[Records from a collection]
+--

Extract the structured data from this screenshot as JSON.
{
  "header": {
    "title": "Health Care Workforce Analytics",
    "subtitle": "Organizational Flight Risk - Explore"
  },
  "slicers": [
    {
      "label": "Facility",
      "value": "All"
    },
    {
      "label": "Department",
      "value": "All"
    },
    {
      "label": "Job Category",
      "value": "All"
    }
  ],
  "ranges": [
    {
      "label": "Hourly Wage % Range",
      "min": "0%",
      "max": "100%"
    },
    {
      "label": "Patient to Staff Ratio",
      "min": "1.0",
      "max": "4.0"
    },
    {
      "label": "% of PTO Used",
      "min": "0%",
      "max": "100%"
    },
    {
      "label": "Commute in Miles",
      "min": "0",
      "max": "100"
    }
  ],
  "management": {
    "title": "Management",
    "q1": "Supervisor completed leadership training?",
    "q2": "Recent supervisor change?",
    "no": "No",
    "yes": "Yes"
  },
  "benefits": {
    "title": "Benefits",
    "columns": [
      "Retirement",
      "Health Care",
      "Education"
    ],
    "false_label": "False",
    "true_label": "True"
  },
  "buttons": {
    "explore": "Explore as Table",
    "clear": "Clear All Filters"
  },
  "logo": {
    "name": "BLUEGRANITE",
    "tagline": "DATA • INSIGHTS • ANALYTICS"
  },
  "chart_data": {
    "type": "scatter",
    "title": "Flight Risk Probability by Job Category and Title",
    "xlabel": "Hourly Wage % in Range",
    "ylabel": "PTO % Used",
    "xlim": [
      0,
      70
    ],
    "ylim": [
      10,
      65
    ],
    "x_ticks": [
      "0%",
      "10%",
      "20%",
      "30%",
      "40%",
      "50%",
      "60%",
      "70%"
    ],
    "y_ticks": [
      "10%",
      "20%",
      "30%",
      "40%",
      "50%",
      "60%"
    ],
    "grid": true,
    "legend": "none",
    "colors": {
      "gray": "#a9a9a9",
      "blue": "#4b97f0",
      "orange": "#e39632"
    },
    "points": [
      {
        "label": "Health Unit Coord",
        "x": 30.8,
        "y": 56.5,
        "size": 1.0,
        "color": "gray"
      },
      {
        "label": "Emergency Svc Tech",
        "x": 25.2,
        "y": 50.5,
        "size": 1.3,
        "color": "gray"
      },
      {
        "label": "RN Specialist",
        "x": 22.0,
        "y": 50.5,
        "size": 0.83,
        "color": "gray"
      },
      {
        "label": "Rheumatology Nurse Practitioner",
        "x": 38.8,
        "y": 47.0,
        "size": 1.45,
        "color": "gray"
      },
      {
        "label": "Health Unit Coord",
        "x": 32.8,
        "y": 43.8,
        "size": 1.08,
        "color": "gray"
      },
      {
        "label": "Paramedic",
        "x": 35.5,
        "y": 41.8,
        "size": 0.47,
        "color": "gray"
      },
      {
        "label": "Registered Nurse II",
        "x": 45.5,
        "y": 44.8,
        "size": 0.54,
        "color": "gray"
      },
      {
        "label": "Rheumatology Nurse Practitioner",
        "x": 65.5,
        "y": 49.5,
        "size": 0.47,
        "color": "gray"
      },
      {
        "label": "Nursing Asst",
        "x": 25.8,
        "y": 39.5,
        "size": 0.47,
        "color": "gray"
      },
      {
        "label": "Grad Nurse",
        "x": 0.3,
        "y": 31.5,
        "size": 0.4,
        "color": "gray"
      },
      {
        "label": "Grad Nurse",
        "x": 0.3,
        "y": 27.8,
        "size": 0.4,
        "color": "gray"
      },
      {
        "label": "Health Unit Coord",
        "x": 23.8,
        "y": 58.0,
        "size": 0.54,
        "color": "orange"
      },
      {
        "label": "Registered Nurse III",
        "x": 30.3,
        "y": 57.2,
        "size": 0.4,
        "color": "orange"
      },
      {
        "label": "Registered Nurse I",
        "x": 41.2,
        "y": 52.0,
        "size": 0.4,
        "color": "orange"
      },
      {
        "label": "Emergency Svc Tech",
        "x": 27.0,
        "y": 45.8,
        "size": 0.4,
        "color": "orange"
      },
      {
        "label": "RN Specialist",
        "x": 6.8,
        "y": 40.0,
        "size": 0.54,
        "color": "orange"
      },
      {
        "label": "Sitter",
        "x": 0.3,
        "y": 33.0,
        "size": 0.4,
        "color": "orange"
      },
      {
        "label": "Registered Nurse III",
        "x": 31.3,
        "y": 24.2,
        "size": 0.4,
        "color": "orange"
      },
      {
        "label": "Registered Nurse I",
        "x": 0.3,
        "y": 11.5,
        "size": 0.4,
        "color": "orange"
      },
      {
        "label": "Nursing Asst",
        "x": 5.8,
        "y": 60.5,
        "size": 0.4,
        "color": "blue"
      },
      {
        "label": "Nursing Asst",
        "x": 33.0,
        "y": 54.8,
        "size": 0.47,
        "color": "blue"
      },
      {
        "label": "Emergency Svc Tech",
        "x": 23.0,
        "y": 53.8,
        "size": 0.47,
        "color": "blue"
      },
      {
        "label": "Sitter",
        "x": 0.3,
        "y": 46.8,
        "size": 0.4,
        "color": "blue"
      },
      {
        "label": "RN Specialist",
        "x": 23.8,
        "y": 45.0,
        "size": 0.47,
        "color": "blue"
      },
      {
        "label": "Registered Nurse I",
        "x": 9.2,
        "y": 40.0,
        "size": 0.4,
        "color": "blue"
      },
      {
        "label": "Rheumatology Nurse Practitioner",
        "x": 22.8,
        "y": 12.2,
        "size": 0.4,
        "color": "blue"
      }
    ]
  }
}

+--

_Task instructions_
Look through the entries and find each line that has the string "Category". Copy those lines.

_Solution to this problem_
      "label": "Job Category",
    "title": "Flight Risk Probability by Job Category and Title",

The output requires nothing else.